* Exercise prompt *
Write out the material exactly, leaving every picture behind.

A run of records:
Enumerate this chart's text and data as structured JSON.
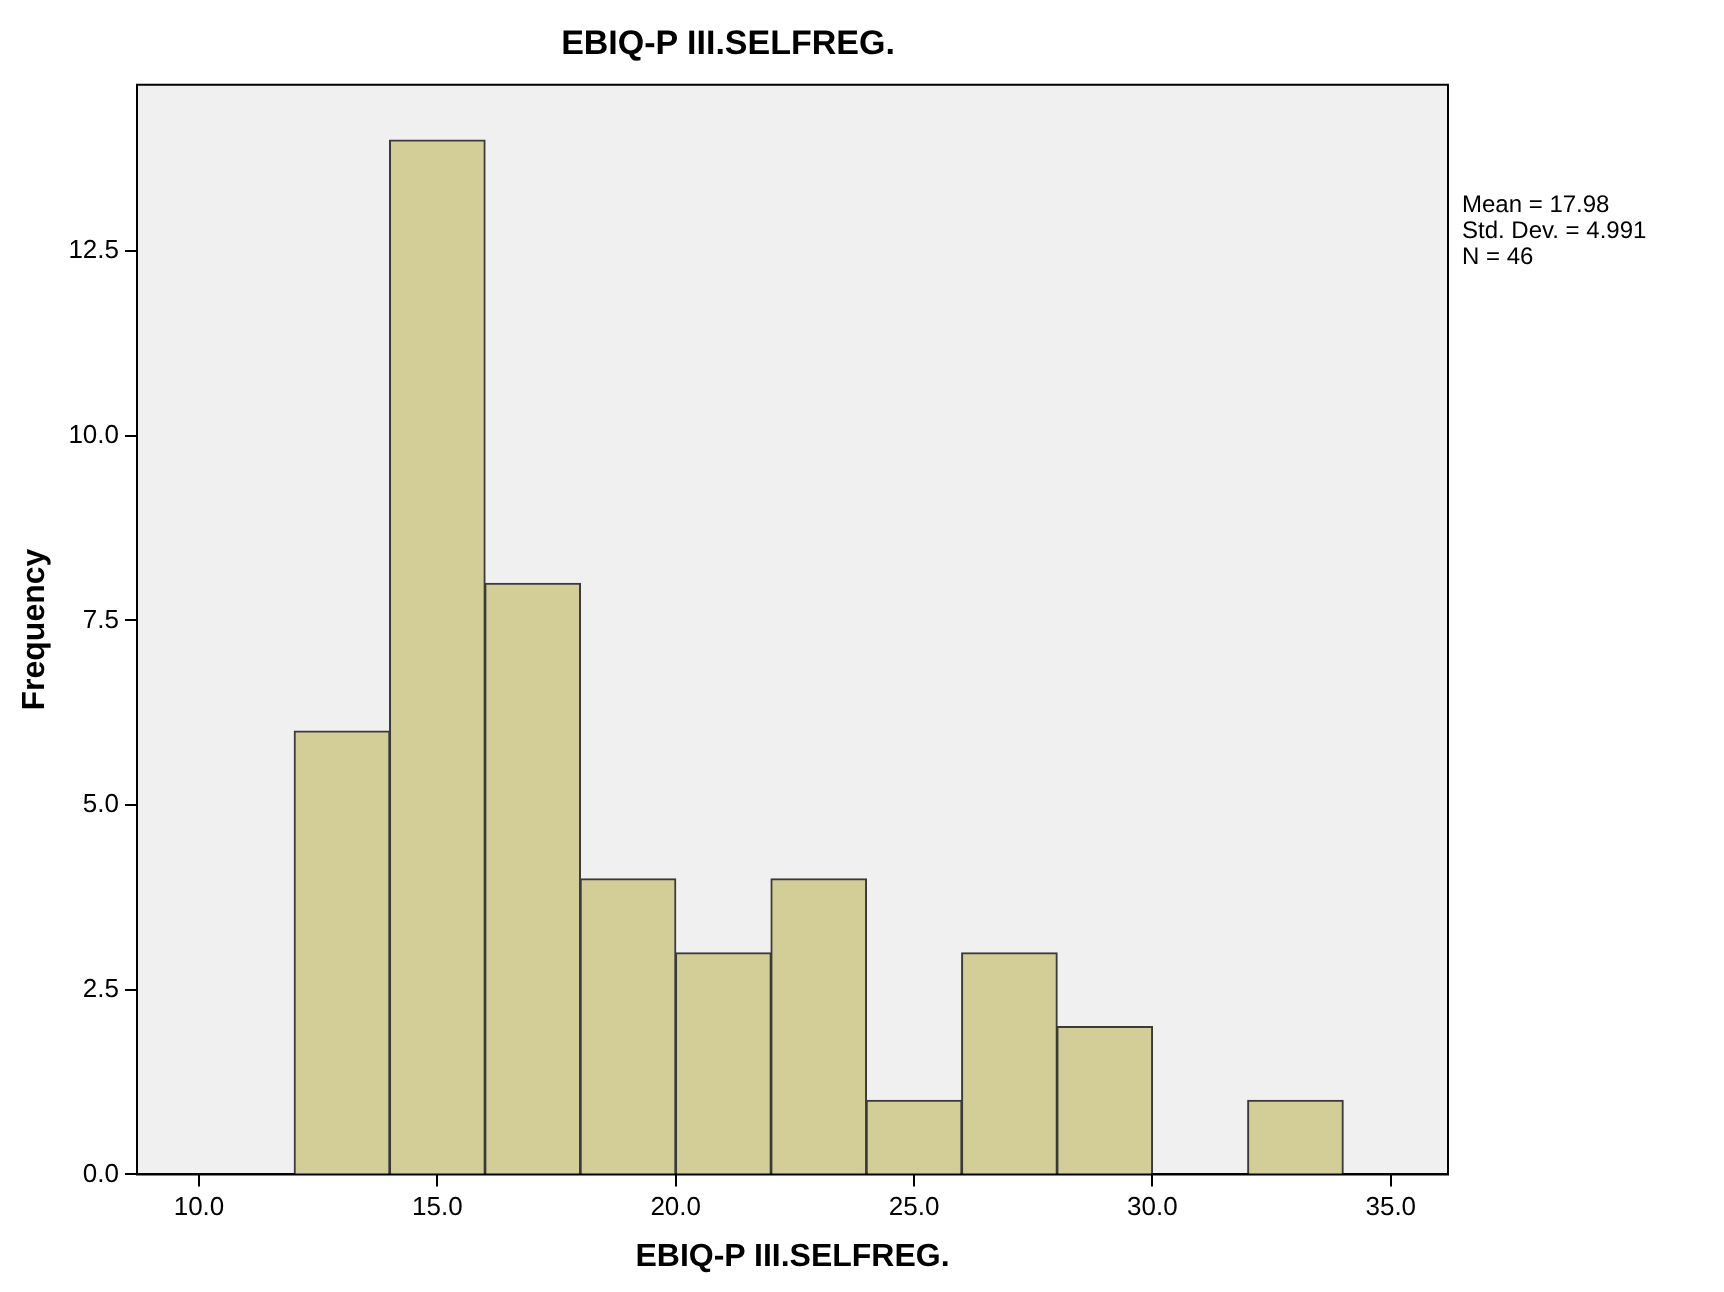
{
  "chart_data": {
    "type": "histogram",
    "title": "EBIQ-P III.SELFREG.",
    "xlabel": "EBIQ-P III.SELFREG.",
    "ylabel": "Frequency",
    "bins": [
      12,
      14,
      16,
      18,
      20,
      22,
      24,
      26,
      28,
      30,
      32,
      34
    ],
    "values": [
      6,
      14,
      8,
      4,
      3,
      4,
      1,
      3,
      2,
      0,
      1
    ],
    "color": "#d3ce97",
    "xlim": [
      8.7,
      36.2
    ],
    "xticks": [
      {
        "value": 10,
        "label": "10.0"
      },
      {
        "value": 15,
        "label": "15.0"
      },
      {
        "value": 20,
        "label": "20.0"
      },
      {
        "value": 25,
        "label": "25.0"
      },
      {
        "value": 30,
        "label": "30.0"
      },
      {
        "value": 35,
        "label": "35.0"
      }
    ],
    "ylim": [
      0,
      14.75
    ],
    "yticks": [
      {
        "value": 0,
        "label": "0.0"
      },
      {
        "value": 2.5,
        "label": "2.5"
      },
      {
        "value": 5,
        "label": "5.0"
      },
      {
        "value": 7.5,
        "label": "7.5"
      },
      {
        "value": 10,
        "label": "10.0"
      },
      {
        "value": 12.5,
        "label": "12.5"
      }
    ],
    "grid": false,
    "legend": false,
    "annotations": [
      "Mean = 17.98",
      "Std. Dev. = 4.991",
      "N = 46"
    ]
  }
}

* Answer to the task *
Enumerate this chart's text and data as structured JSON.
{
  "chart_data": {
    "type": "histogram",
    "title": "EBIQ-P III.SELFREG.",
    "xlabel": "EBIQ-P III.SELFREG.",
    "ylabel": "Frequency",
    "bins": [
      12,
      14,
      16,
      18,
      20,
      22,
      24,
      26,
      28,
      30,
      32,
      34
    ],
    "values": [
      6,
      14,
      8,
      4,
      3,
      4,
      1,
      3,
      2,
      0,
      1
    ],
    "color": "#d3ce97",
    "xlim": [
      8.7,
      36.2
    ],
    "xticks": [
      {
        "value": 10,
        "label": "10.0"
      },
      {
        "value": 15,
        "label": "15.0"
      },
      {
        "value": 20,
        "label": "20.0"
      },
      {
        "value": 25,
        "label": "25.0"
      },
      {
        "value": 30,
        "label": "30.0"
      },
      {
        "value": 35,
        "label": "35.0"
      }
    ],
    "ylim": [
      0,
      14.75
    ],
    "yticks": [
      {
        "value": 0,
        "label": "0.0"
      },
      {
        "value": 2.5,
        "label": "2.5"
      },
      {
        "value": 5,
        "label": "5.0"
      },
      {
        "value": 7.5,
        "label": "7.5"
      },
      {
        "value": 10,
        "label": "10.0"
      },
      {
        "value": 12.5,
        "label": "12.5"
      }
    ],
    "grid": false,
    "legend": false,
    "annotations": [
      "Mean = 17.98",
      "Std. Dev. = 4.991",
      "N = 46"
    ]
  }
}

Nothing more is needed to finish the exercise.